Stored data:
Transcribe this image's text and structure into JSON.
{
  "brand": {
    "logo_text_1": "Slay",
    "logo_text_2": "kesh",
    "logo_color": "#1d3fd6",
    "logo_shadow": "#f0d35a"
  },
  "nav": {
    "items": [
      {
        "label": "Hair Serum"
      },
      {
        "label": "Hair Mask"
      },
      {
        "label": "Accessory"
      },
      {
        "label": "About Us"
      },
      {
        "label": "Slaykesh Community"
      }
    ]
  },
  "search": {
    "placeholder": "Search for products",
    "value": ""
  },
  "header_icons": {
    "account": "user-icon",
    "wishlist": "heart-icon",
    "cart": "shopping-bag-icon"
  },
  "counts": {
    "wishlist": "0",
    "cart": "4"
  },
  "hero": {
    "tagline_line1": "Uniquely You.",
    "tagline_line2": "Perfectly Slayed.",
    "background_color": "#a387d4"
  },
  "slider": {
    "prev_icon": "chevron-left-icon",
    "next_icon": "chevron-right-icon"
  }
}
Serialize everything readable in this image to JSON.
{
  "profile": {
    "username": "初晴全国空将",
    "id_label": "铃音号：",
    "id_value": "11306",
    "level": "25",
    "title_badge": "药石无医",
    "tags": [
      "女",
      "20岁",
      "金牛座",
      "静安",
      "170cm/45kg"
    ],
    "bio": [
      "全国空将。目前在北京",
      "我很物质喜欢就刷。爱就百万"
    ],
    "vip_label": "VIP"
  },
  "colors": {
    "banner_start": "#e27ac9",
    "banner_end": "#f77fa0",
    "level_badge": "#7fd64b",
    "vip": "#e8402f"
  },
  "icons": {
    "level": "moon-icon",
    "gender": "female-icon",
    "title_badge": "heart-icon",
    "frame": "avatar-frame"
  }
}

> [AIM OF THE EXERCISE]: Extract, verbatim, the lines from the one containing "Serialize everything readable" through the last line of the listing above.

> [WRITTEN SOLUTION]:
Serialize everything readable in this image to JSON.
{
  "profile": {
    "username": "初晴全国空将",
    "id_label": "铃音号：",
    "id_value": "11306",
    "level": "25",
    "title_badge": "药石无医",
    "tags": [
      "女",
      "20岁",
      "金牛座",
      "静安",
      "170cm/45kg"
    ],
    "bio": [
      "全国空将。目前在北京",
      "我很物质喜欢就刷。爱就百万"
    ],
    "vip_label": "VIP"
  },
  "colors": {
    "banner_start": "#e27ac9",
    "banner_end": "#f77fa0",
    "level_badge": "#7fd64b",
    "vip": "#e8402f"
  },
  "icons": {
    "level": "moon-icon",
    "gender": "female-icon",
    "title_badge": "heart-icon",
    "frame": "avatar-frame"
  }
}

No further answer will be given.